• [Stored data]:
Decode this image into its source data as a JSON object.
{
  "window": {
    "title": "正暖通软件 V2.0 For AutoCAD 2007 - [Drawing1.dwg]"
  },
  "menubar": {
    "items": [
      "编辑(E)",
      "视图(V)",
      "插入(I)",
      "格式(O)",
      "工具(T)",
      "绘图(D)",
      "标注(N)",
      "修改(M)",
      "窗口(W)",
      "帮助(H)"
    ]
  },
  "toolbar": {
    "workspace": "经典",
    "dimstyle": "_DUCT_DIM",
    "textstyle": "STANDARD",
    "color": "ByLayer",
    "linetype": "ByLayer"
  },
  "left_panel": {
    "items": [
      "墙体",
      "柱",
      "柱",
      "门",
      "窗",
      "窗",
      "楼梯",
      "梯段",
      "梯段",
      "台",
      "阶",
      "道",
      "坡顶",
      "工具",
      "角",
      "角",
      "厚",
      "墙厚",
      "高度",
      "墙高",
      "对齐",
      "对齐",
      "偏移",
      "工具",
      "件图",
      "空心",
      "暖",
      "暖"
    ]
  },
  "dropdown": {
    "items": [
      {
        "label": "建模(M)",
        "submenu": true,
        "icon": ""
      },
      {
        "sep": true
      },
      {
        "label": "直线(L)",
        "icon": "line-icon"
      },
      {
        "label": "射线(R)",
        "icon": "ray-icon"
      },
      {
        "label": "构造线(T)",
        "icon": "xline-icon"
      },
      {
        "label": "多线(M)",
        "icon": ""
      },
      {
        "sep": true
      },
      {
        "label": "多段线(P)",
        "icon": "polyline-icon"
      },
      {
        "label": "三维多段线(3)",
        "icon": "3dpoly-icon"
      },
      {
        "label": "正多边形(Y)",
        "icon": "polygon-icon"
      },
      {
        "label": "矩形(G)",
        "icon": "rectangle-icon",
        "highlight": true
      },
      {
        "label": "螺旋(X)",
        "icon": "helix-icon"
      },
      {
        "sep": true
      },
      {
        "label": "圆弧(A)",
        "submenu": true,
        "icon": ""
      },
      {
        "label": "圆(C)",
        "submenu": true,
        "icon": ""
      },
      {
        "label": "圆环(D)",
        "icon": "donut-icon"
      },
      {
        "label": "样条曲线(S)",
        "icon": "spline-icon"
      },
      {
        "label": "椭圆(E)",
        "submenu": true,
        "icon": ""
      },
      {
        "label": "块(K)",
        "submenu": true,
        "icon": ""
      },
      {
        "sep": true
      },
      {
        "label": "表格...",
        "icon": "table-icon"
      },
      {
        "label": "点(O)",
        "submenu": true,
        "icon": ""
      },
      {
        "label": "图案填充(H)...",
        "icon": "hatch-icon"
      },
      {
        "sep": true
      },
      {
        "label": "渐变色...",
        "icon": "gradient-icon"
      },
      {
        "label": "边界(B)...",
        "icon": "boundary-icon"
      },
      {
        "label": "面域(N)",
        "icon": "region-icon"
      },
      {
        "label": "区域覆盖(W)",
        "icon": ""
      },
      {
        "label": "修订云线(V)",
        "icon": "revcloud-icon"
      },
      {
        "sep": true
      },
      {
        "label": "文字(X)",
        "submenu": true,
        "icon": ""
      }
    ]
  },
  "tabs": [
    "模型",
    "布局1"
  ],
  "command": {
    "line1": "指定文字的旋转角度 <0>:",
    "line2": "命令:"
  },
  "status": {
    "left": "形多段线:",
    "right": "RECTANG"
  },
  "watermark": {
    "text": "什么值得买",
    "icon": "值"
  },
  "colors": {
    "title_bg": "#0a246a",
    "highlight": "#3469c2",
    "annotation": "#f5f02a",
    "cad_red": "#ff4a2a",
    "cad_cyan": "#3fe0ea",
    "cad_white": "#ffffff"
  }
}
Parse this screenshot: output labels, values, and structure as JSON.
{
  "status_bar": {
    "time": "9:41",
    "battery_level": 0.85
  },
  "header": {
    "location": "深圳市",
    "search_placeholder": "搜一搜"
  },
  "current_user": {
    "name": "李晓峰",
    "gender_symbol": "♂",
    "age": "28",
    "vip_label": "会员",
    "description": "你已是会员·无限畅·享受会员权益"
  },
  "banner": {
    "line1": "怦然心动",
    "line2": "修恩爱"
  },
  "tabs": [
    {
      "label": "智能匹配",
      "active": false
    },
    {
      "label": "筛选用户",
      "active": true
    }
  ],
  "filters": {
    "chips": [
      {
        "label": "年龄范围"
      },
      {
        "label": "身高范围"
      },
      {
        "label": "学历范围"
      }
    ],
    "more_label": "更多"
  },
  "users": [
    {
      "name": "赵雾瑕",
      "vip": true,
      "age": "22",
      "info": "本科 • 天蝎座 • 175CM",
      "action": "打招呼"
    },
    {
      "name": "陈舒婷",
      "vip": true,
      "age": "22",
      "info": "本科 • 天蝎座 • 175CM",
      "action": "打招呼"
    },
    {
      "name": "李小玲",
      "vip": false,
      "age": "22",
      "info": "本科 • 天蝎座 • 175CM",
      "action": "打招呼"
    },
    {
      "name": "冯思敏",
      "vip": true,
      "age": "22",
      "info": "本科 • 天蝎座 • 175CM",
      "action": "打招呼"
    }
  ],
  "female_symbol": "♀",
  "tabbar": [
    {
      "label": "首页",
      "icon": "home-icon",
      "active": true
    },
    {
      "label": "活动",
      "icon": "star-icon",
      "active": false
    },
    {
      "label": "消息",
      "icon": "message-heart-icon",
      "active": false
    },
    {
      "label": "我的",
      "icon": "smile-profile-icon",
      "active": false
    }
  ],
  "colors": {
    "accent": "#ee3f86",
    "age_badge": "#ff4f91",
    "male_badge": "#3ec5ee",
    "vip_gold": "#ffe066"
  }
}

• [Exercise task]:
Starting with the line that contains "Parse this screenshot: output", return each line through the last one of the data above, exactly as written and nothing more.

• [Exercise output]:
Parse this screenshot: output labels, values, and structure as JSON.
{
  "status_bar": {
    "time": "9:41",
    "battery_level": 0.85
  },
  "header": {
    "location": "深圳市",
    "search_placeholder": "搜一搜"
  },
  "current_user": {
    "name": "李晓峰",
    "gender_symbol": "♂",
    "age": "28",
    "vip_label": "会员",
    "description": "你已是会员·无限畅·享受会员权益"
  },
  "banner": {
    "line1": "怦然心动",
    "line2": "修恩爱"
  },
  "tabs": [
    {
      "label": "智能匹配",
      "active": false
    },
    {
      "label": "筛选用户",
      "active": true
    }
  ],
  "filters": {
    "chips": [
      {
        "label": "年龄范围"
      },
      {
        "label": "身高范围"
      },
      {
        "label": "学历范围"
      }
    ],
    "more_label": "更多"
  },
  "users": [
    {
      "name": "赵雾瑕",
      "vip": true,
      "age": "22",
      "info": "本科 • 天蝎座 • 175CM",
      "action": "打招呼"
    },
    {
      "name": "陈舒婷",
      "vip": true,
      "age": "22",
      "info": "本科 • 天蝎座 • 175CM",
      "action": "打招呼"
    },
    {
      "name": "李小玲",
      "vip": false,
      "age": "22",
      "info": "本科 • 天蝎座 • 175CM",
      "action": "打招呼"
    },
    {
      "name": "冯思敏",
      "vip": true,
      "age": "22",
      "info": "本科 • 天蝎座 • 175CM",
      "action": "打招呼"
    }
  ],
  "female_symbol": "♀",
  "tabbar": [
    {
      "label": "首页",
      "icon": "home-icon",
      "active": true
    },
    {
      "label": "活动",
      "icon": "star-icon",
      "active": false
    },
    {
      "label": "消息",
      "icon": "message-heart-icon",
      "active": false
    },
    {
      "label": "我的",
      "icon": "smile-profile-icon",
      "active": false
    }
  ],
  "colors": {
    "accent": "#ee3f86",
    "age_badge": "#ff4f91",
    "male_badge": "#3ec5ee",
    "vip_gold": "#ffe066"
  }
}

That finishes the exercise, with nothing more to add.